==== Data provided
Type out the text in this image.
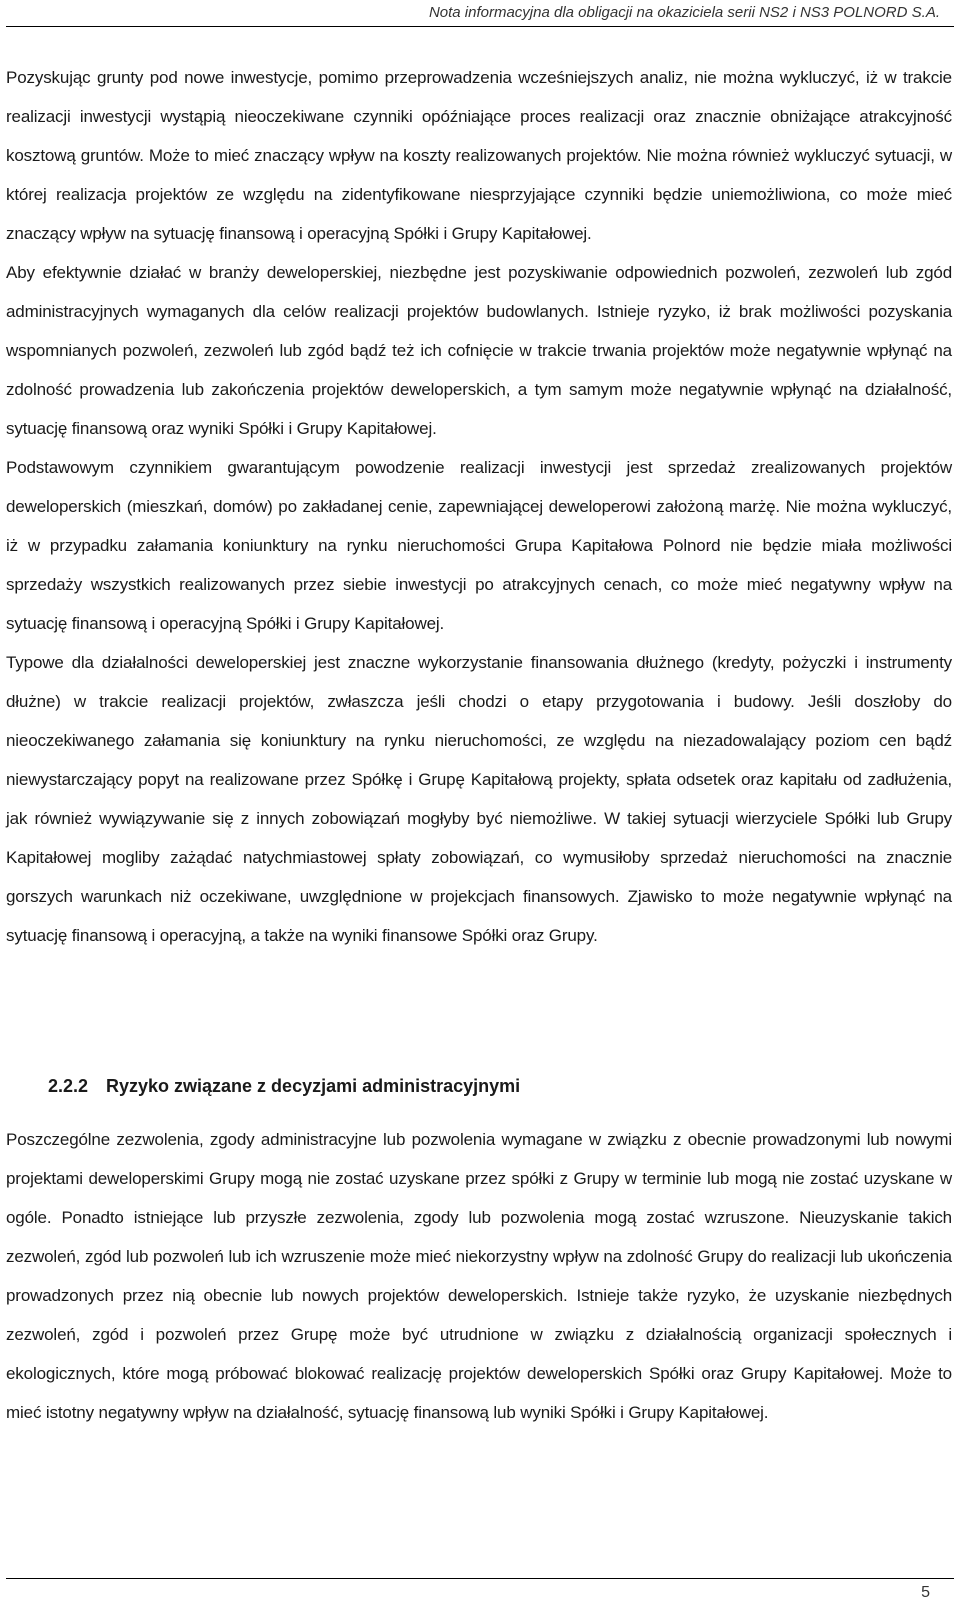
Nota informacyjna dla obligacji na okaziciela serii NS2 i NS3 POLNORD S.A.

Pozyskując grunty pod nowe inwestycje, pomimo przeprowadzenia wcześniejszych analiz, nie można wykluczyć, iż w trakcie realizacji inwestycji wystąpią nieoczekiwane czynniki opóźniające proces realizacji oraz znacznie obniżające atrakcyjność kosztową gruntów. Może to mieć znaczący wpływ na koszty realizowanych projektów. Nie można również wykluczyć sytuacji, w której realizacja projektów ze względu na zidentyfikowane niesprzyjające czynniki będzie uniemożliwiona, co może mieć znaczący wpływ na sytuację finansową i operacyjną Spółki i Grupy Kapitałowej.

Aby efektywnie działać w branży deweloperskiej, niezbędne jest pozyskiwanie odpowiednich pozwoleń, zezwoleń lub zgód administracyjnych wymaganych dla celów realizacji projektów budowlanych. Istnieje ryzyko, iż brak możliwości pozyskania wspomnianych pozwoleń, zezwoleń lub zgód bądź też ich cofnięcie w trakcie trwania projektów może negatywnie wpłynąć na zdolność prowadzenia lub zakończenia projektów deweloperskich, a tym samym może negatywnie wpłynąć na działalność, sytuację finansową oraz wyniki Spółki i Grupy Kapitałowej.

Podstawowym czynnikiem gwarantującym powodzenie realizacji inwestycji jest sprzedaż zrealizowanych projektów deweloperskich (mieszkań, domów) po zakładanej cenie, zapewniającej deweloperowi założoną marżę. Nie można wykluczyć, iż w przypadku załamania koniunktury na rynku nieruchomości Grupa Kapitałowa Polnord nie będzie miała możliwości sprzedaży wszystkich realizowanych przez siebie inwestycji po atrakcyjnych cenach, co może mieć negatywny wpływ na sytuację finansową i operacyjną Spółki i Grupy Kapitałowej.

Typowe dla działalności deweloperskiej jest znaczne wykorzystanie finansowania dłużnego (kredyty, pożyczki i instrumenty dłużne) w trakcie realizacji projektów, zwłaszcza jeśli chodzi o etapy przygotowania i budowy. Jeśli doszłoby do nieoczekiwanego załamania się koniunktury na rynku nieruchomości, ze względu na niezadowalający poziom cen bądź niewystarczający popyt na realizowane przez Spółkę i Grupę Kapitałową projekty, spłata odsetek oraz kapitału od zadłużenia, jak również wywiązywanie się z innych zobowiązań mogłyby być niemożliwe. W takiej sytuacji wierzyciele Spółki lub Grupy Kapitałowej mogliby zażądać natychmiastowej spłaty zobowiązań, co wymusiłoby sprzedaż nieruchomości na znacznie gorszych warunkach niż oczekiwane, uwzględnione w projekcjach finansowych. Zjawisko to może negatywnie wpłynąć na sytuację finansową i operacyjną, a także na wyniki finansowe Spółki oraz Grupy.

2.2.2 Ryzyko związane z decyzjami administracyjnymi

Poszczególne zezwolenia, zgody administracyjne lub pozwolenia wymagane w związku z obecnie prowadzonymi lub nowymi projektami deweloperskimi Grupy mogą nie zostać uzyskane przez spółki z Grupy w terminie lub mogą nie zostać uzyskane w ogóle. Ponadto istniejące lub przyszłe zezwolenia, zgody lub pozwolenia mogą zostać wzruszone. Nieuzyskanie takich zezwoleń, zgód lub pozwoleń lub ich wzruszenie może mieć niekorzystny wpływ na zdolność Grupy do realizacji lub ukończenia prowadzonych przez nią obecnie lub nowych projektów deweloperskich. Istnieje także ryzyko, że uzyskanie niezbędnych zezwoleń, zgód i pozwoleń przez Grupę może być utrudnione w związku z działalnością organizacji społecznych i ekologicznych, które mogą próbować blokować realizację projektów deweloperskich Spółki oraz Grupy Kapitałowej. Może to mieć istotny negatywny wpływ na działalność, sytuację finansową lub wyniki Spółki i Grupy Kapitałowej.

5
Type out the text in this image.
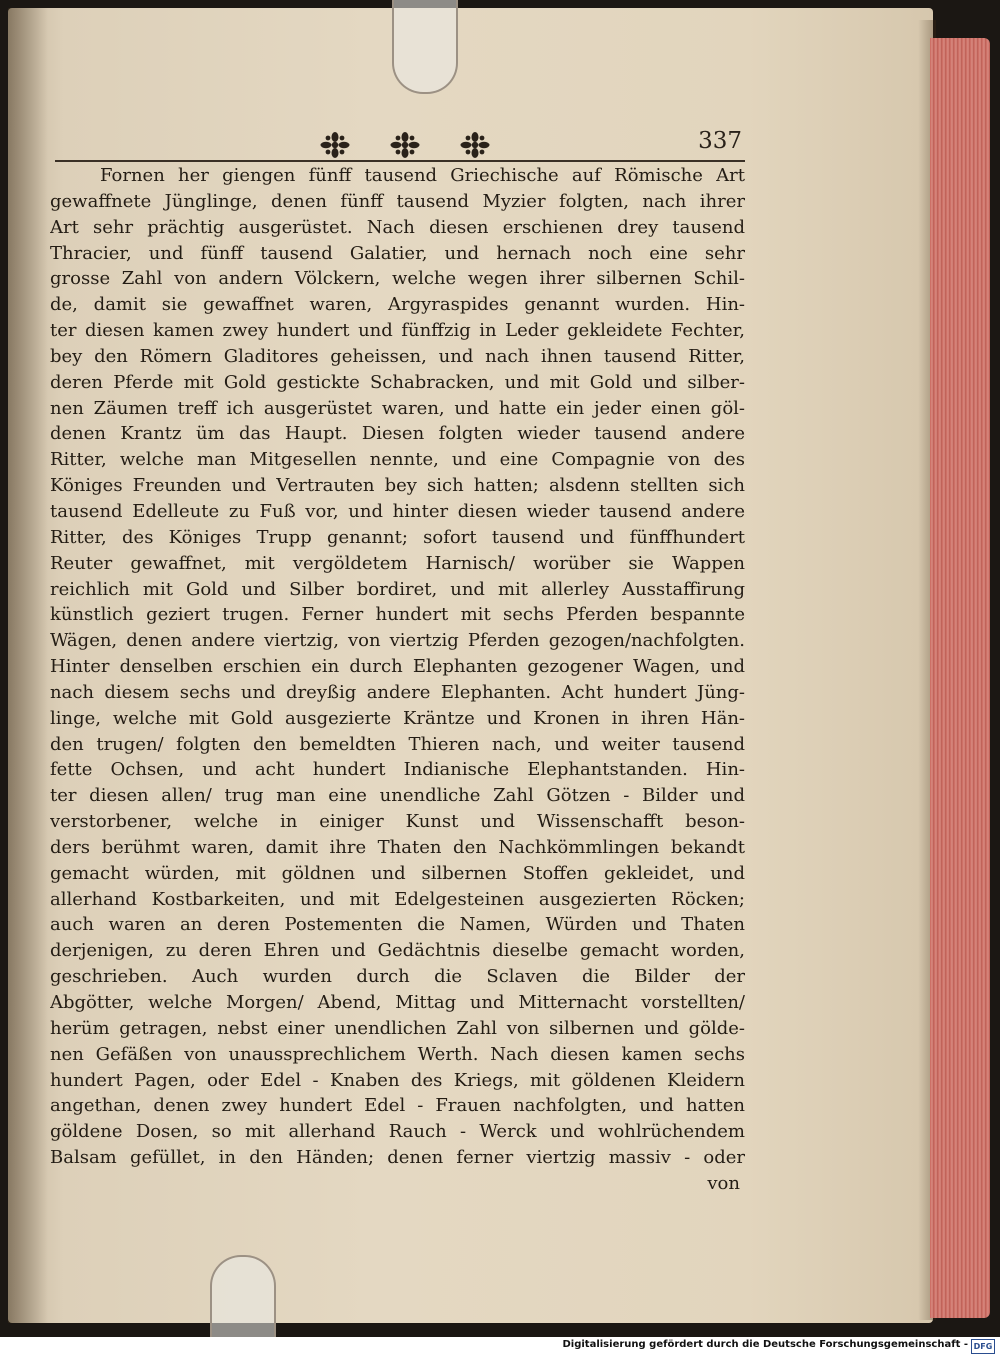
337
Fornen her giengen fünff tausend Griechische auf Römische Art
gewaffnete Jünglinge, denen fünff tausend Myzier folgten, nach ihrer
Art sehr prächtig ausgerüstet. Nach diesen erschienen drey tausend
Thracier, und fünff tausend Galatier, und hernach noch eine sehr
grosse Zahl von andern Völckern, welche wegen ihrer silbernen Schil-
de, damit sie gewaffnet waren, Argyraspides genannt wurden. Hin-
ter diesen kamen zwey hundert und fünffzig in Leder gekleidete Fechter,
bey den Römern Gladitores geheissen, und nach ihnen tausend Ritter,
deren Pferde mit Gold gestickte Schabracken, und mit Gold und silber-
nen Zäumen treff ich ausgerüstet waren, und hatte ein jeder einen göl-
denen Krantz üm das Haupt. Diesen folgten wieder tausend andere
Ritter, welche man Mitgesellen nennte, und eine Compagnie von des
Königes Freunden und Vertrauten bey sich hatten; alsdenn stellten sich
tausend Edelleute zu Fuß vor, und hinter diesen wieder tausend andere
Ritter, des Königes Trupp genannt; sofort tausend und fünffhundert
Reuter gewaffnet, mit vergöldetem Harnisch/ worüber sie Wappen
reichlich mit Gold und Silber bordiret, und mit allerley Ausstaffirung
künstlich geziert trugen. Ferner hundert mit sechs Pferden bespannte
Wägen, denen andere viertzig, von viertzig Pferden gezogen/nachfolgten.
Hinter denselben erschien ein durch Elephanten gezogener Wagen, und
nach diesem sechs und dreyßig andere Elephanten. Acht hundert Jüng-
linge, welche mit Gold ausgezierte Kräntze und Kronen in ihren Hän-
den trugen/ folgten den bemeldten Thieren nach, und weiter tausend
fette Ochsen, und acht hundert Indianische Elephantstanden. Hin-
ter diesen allen/ trug man eine unendliche Zahl Götzen - Bilder und
verstorbener, welche in einiger Kunst und Wissenschafft beson-
ders berühmt waren, damit ihre Thaten den Nachkömmlingen bekandt
gemacht würden, mit göldnen und silbernen Stoffen gekleidet, und
allerhand Kostbarkeiten, und mit Edelgesteinen ausgezierten Röcken;
auch waren an deren Postementen die Namen, Würden und Thaten
derjenigen, zu deren Ehren und Gedächtnis dieselbe gemacht worden,
geschrieben. Auch wurden durch die Sclaven die Bilder der
Abgötter, welche Morgen/ Abend, Mittag und Mitternacht vorstellten/
herüm getragen, nebst einer unendlichen Zahl von silbernen und gölde-
nen Gefäßen von unaussprechlichem Werth. Nach diesen kamen sechs
hundert Pagen, oder Edel - Knaben des Kriegs, mit göldenen Kleidern
angethan, denen zwey hundert Edel - Frauen nachfolgten, und hatten
göldene Dosen, so mit allerhand Rauch - Werck und wohlrüchendem
Balsam gefüllet, in den Händen; denen ferner viertzig massiv - oder
von
Digitalisierung gefördert durch die Deutsche Forschungsgemeinschaft - DFG
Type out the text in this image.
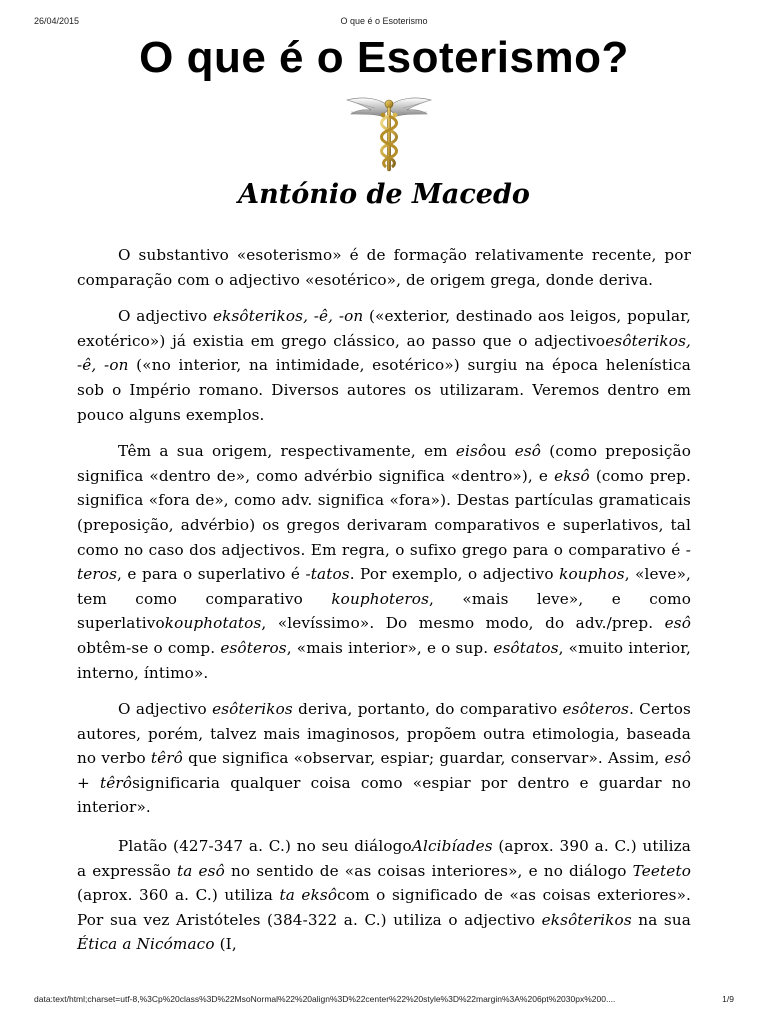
26/04/2015	O que é o Esoterismo
O que é o Esoterismo?
António de Macedo

O substantivo «esoterismo» é de formação relativamente recente, por comparação com o adjectivo «esotérico», de origem grega, donde deriva.

O adjectivo eksôterikos, -ê, -on («exterior, destinado aos leigos, popular, exotérico») já existia em grego clássico, ao passo que o adjectivoesôterikos, -ê, -on («no interior, na intimidade, esotérico») surgiu na época helenística sob o Império romano. Diversos autores os utilizaram. Veremos dentro em pouco alguns exemplos.

Têm a sua origem, respectivamente, em eisôou esô (como preposição significa «dentro de», como advérbio significa «dentro»), e eksô (como prep. significa «fora de», como adv. significa «fora»). Destas partículas gramaticais (preposição, advérbio) os gregos derivaram comparativos e superlativos, tal como no caso dos adjectivos. Em regra, o sufixo grego para o comparativo é -teros, e para o superlativo é -tatos. Por exemplo, o adjectivo kouphos, «leve», tem como comparativo kouphoteros, «mais leve», e como superlativokouphotatos, «levíssimo». Do mesmo modo, do adv./prep. esô obtêm-se o comp. esôteros, «mais interior», e o sup. esôtatos, «muito interior, interno, íntimo».

O adjectivo esôterikos deriva, portanto, do comparativo esôteros. Certos autores, porém, talvez mais imaginosos, propõem outra etimologia, baseada no verbo têrô que significa «observar, espiar; guardar, conservar». Assim, esô + têrôsignificaria qualquer coisa como «espiar por dentro e guardar no interior».

Platão (427-347 a. C.) no seu diálogoAlcibíades (aprox. 390 a. C.) utiliza a expressão ta esô no sentido de «as coisas interiores», e no diálogo Teeteto (aprox. 360 a. C.) utiliza ta eksôcom o significado de «as coisas exteriores». Por sua vez Aristóteles (384-322 a. C.) utiliza o adjectivo eksôterikos na sua Ética a Nicómaco (I,

data:text/html;charset=utf-8,%3Cp%20class%3D%22MsoNormal%22%20align%3D%22center%22%20style%3D%22margin%3A%206pt%2030px%200....	1/9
========
- [Challenge] Show the lines of the records that include the string "wurden".

- [Completed task]
de, damit sie gewaffnet waren, Argyraspides genannt wurden. Hin-
geschrieben. Auch wurden durch die Sclaven die Bilder der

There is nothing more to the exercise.